Items from a dataset

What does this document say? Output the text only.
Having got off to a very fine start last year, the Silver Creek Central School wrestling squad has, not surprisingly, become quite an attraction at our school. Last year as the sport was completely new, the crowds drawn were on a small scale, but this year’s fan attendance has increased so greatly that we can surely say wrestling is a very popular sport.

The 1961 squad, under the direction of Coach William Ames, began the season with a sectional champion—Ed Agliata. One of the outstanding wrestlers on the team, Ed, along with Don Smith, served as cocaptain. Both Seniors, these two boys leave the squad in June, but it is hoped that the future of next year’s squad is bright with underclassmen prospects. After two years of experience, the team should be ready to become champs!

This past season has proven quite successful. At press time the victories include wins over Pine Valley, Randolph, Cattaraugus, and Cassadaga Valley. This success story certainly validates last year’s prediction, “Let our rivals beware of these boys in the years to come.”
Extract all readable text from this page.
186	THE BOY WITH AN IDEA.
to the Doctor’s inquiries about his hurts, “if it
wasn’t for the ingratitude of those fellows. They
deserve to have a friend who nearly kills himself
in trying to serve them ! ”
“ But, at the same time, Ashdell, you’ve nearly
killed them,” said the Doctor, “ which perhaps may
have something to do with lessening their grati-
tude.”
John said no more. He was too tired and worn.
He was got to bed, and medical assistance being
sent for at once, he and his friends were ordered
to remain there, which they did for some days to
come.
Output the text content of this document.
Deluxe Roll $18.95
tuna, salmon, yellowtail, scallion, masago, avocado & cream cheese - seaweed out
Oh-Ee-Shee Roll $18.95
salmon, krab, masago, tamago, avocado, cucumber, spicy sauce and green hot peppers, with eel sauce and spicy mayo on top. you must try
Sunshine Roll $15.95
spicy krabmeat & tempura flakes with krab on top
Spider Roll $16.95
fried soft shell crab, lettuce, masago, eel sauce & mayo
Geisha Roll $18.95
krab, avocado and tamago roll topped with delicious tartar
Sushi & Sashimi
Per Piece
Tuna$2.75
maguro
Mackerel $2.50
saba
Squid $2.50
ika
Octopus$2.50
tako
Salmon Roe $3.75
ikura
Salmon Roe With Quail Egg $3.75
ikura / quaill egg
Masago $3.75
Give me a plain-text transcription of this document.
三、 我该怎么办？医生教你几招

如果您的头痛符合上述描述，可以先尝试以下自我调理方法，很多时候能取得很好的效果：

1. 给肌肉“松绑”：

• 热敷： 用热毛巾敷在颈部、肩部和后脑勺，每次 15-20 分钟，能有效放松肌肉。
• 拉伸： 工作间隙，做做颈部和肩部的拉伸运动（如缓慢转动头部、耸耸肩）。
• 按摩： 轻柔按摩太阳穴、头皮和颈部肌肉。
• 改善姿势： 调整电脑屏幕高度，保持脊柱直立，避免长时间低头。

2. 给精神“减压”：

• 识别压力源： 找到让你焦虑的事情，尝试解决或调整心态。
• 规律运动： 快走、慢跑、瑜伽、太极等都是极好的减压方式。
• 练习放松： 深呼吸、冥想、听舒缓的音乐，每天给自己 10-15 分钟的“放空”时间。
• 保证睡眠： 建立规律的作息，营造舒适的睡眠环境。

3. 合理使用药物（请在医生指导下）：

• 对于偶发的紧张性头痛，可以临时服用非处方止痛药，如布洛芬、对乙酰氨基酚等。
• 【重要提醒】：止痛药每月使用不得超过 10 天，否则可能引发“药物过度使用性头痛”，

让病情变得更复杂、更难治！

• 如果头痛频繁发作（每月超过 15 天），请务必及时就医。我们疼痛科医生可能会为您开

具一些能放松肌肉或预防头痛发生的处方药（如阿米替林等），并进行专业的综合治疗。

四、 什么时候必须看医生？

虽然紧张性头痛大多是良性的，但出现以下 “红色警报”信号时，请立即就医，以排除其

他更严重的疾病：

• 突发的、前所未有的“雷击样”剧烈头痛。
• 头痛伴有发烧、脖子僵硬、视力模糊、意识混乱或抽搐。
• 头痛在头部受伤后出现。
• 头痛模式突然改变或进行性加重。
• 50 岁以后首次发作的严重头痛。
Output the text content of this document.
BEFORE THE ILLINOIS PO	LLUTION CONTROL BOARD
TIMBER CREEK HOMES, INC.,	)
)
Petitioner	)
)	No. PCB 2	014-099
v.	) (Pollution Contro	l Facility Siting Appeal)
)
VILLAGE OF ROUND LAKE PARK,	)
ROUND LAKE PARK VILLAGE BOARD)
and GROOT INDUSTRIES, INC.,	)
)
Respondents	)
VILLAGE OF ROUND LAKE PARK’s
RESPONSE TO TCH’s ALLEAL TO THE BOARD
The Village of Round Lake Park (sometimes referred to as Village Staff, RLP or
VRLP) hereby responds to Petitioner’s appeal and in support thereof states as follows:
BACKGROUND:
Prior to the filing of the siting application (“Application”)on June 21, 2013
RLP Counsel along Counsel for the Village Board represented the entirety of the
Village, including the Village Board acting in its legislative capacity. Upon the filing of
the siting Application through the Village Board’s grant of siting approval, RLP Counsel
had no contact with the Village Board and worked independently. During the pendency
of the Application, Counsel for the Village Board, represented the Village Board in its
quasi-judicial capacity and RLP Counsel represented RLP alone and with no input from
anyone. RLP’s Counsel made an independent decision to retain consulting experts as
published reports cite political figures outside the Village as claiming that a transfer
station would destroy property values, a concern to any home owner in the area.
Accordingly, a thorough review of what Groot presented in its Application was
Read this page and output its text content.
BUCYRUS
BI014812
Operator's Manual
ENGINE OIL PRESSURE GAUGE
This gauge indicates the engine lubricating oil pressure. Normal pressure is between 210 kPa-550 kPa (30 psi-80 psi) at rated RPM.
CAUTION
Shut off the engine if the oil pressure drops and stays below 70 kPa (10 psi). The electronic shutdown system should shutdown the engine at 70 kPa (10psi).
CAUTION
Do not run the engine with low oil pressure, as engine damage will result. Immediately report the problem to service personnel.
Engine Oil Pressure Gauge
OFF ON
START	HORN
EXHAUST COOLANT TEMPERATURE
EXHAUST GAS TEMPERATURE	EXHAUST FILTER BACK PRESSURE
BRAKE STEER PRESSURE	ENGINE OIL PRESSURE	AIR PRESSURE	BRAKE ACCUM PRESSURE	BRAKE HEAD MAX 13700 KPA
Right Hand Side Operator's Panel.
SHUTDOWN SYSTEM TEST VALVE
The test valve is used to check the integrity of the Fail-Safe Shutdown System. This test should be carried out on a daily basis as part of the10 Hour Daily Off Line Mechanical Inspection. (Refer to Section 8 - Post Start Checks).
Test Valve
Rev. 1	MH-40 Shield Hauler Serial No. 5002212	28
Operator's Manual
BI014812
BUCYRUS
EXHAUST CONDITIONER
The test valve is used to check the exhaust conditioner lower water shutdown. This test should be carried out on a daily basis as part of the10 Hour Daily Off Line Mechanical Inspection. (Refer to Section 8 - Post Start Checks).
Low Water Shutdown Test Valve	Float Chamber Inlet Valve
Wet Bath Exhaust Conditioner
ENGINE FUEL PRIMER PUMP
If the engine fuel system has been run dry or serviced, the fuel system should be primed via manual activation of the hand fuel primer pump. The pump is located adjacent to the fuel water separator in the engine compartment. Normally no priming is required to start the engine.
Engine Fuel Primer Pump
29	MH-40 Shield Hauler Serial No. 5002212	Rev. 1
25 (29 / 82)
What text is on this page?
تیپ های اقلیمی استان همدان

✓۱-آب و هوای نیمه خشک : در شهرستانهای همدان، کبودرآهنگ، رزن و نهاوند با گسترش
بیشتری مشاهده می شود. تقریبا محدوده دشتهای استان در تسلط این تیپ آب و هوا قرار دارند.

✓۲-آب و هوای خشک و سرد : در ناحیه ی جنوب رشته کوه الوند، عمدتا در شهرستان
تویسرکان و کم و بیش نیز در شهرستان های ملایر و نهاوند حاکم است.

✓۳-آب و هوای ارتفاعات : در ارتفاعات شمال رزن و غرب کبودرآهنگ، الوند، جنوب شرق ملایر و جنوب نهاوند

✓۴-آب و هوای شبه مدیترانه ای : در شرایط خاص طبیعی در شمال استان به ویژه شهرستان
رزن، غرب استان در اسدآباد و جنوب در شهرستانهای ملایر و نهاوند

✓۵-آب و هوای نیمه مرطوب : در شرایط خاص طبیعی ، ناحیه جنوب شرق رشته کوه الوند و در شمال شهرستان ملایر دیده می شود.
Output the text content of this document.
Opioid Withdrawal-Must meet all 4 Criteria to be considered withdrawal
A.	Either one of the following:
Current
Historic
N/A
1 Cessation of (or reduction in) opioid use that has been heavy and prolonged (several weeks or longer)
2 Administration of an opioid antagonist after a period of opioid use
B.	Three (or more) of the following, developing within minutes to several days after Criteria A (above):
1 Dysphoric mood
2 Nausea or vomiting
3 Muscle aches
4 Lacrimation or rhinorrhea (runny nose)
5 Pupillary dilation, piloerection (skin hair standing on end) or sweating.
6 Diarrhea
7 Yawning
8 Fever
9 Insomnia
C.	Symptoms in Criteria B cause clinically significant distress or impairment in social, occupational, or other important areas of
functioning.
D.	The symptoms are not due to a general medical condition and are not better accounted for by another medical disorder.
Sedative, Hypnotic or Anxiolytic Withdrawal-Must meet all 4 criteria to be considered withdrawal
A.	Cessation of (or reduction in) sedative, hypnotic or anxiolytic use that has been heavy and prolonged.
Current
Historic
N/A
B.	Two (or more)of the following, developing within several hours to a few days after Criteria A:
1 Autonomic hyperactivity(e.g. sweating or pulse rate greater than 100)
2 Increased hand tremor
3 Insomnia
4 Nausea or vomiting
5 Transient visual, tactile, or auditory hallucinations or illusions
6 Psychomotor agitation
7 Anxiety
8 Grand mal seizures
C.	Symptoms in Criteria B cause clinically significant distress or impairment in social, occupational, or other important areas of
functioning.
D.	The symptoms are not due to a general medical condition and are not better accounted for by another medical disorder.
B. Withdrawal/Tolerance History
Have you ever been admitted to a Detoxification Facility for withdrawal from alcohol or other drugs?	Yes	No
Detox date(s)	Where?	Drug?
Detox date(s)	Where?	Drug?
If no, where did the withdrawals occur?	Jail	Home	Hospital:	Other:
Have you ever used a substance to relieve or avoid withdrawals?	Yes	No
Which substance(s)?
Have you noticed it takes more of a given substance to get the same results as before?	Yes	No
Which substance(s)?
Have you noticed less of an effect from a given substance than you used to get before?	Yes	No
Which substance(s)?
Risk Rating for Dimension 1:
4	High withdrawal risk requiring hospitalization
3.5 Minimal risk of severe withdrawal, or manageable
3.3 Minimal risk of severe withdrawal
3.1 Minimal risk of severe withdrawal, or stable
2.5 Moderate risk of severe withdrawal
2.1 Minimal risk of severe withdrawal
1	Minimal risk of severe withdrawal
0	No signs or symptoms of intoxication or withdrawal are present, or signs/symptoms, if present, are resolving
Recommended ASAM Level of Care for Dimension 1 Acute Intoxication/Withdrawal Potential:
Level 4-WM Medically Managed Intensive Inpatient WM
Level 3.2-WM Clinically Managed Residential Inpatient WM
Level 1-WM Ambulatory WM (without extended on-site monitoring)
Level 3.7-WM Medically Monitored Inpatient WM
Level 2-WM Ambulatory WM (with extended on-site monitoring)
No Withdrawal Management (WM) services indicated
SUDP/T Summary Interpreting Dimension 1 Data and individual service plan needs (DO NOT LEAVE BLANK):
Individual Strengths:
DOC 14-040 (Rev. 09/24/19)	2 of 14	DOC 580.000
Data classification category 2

→ Given request:
Search the lines for the word "krab" and report how many contain it, by number only.

→ Exercise response:
3